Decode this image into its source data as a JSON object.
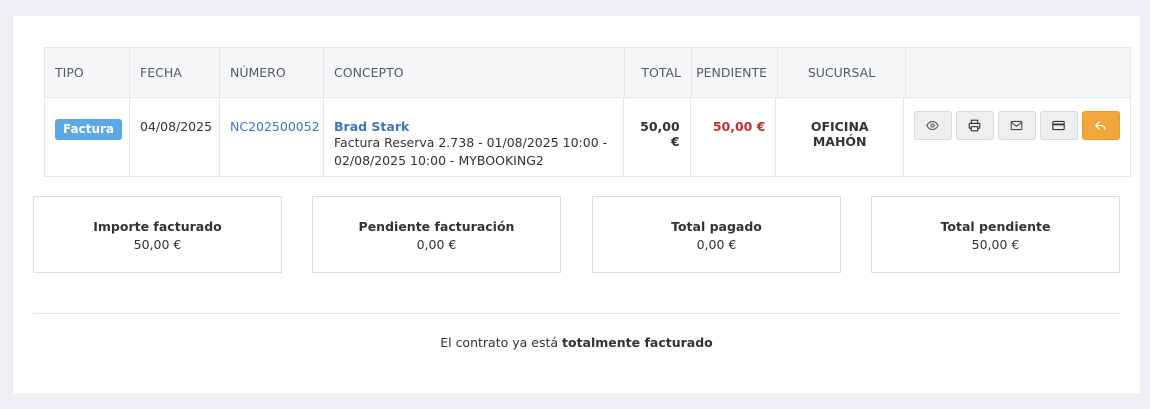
{
  "table": {
    "headers": {
      "tipo": "TIPO",
      "fecha": "FECHA",
      "numero": "NÚMERO",
      "concepto": "CONCEPTO",
      "total": "TOTAL",
      "pendiente": "PENDIENTE",
      "sucursal": "SUCURSAL"
    },
    "rows": [
      {
        "tipo": "Factura",
        "fecha": "04/08/2025",
        "numero": "NC202500052",
        "concepto_nombre": "Brad Stark",
        "concepto_detalle": "Factura Reserva 2.738 - 01/08/2025 10:00 - 02/08/2025 10:00 - MYBOOKING2",
        "total": "50,00 €",
        "pendiente": "50,00 €",
        "sucursal": "OFICINA MAHÓN"
      }
    ],
    "actions": [
      {
        "icon": "eye-icon"
      },
      {
        "icon": "print-icon"
      },
      {
        "icon": "mail-icon"
      },
      {
        "icon": "credit-card-icon"
      },
      {
        "icon": "reply-icon"
      }
    ]
  },
  "summary": {
    "importe_facturado": {
      "title": "Importe facturado",
      "value": "50,00 €"
    },
    "pendiente_facturacion": {
      "title": "Pendiente facturación",
      "value": "0,00 €"
    },
    "total_pagado": {
      "title": "Total pagado",
      "value": "0,00 €"
    },
    "total_pendiente": {
      "title": "Total pendiente",
      "value": "50,00 €"
    }
  },
  "footer": {
    "prefix": "El contrato ya está ",
    "bold": "totalmente facturado"
  },
  "colors": {
    "badge": "#5aa9e6",
    "link": "#3a78c2",
    "negative": "#c9302c",
    "positive": "#2ca84e",
    "accent_button": "#f2a73d"
  }
}
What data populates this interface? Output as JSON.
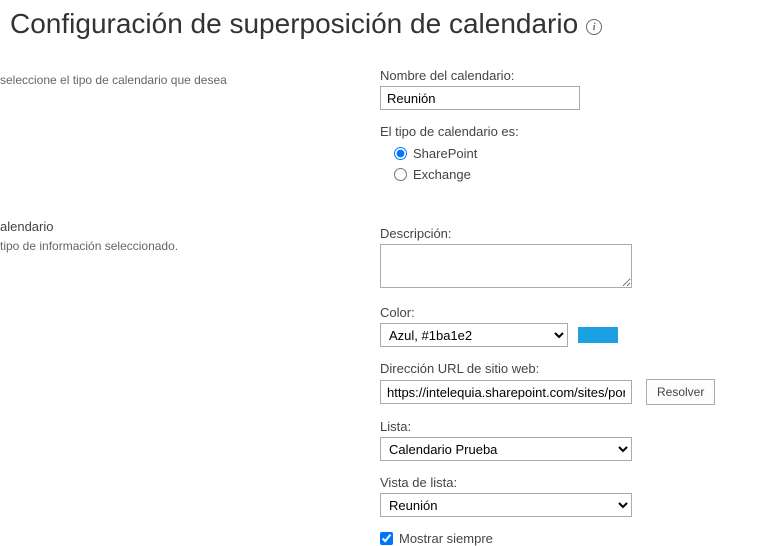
▬▬▬▬▬▬▬▬▬▬
> **DO THIS**
Write out all the entries exactly, except for the pictures.

> **EXERCISE RESULT**
Decode this image into its source data as a JSON object.
{
  "table": {
    "headers": {
      "tipo": "TIPO",
      "fecha": "FECHA",
      "numero": "NÚMERO",
      "concepto": "CONCEPTO",
      "total": "TOTAL",
      "pendiente": "PENDIENTE",
      "sucursal": "SUCURSAL"
    },
    "rows": [
      {
        "tipo": "Factura",
        "fecha": "04/08/2025",
        "numero": "NC202500052",
        "concepto_nombre": "Brad Stark",
        "concepto_detalle": "Factura Reserva 2.738 - 01/08/2025 10:00 - 02/08/2025 10:00 - MYBOOKING2",
        "total": "50,00 €",
        "pendiente": "50,00 €",
        "sucursal": "OFICINA MAHÓN"
      }
    ],
    "actions": [
      {
        "icon": "eye-icon"
      },
      {
        "icon": "print-icon"
      },
      {
        "icon": "mail-icon"
      },
      {
        "icon": "credit-card-icon"
      },
      {
        "icon": "reply-icon"
      }
    ]
  },
  "summary": {
    "importe_facturado": {
      "title": "Importe facturado",
      "value": "50,00 €"
    },
    "pendiente_facturacion": {
      "title": "Pendiente facturación",
      "value": "0,00 €"
    },
    "total_pagado": {
      "title": "Total pagado",
      "value": "0,00 €"
    },
    "total_pendiente": {
      "title": "Total pendiente",
      "value": "50,00 €"
    }
  },
  "footer": {
    "prefix": "El contrato ya está ",
    "bold": "totalmente facturado"
  },
  "colors": {
    "badge": "#5aa9e6",
    "link": "#3a78c2",
    "negative": "#c9302c",
    "positive": "#2ca84e",
    "accent_button": "#f2a73d"
  }
}
What data populates this interface? Output as JSON.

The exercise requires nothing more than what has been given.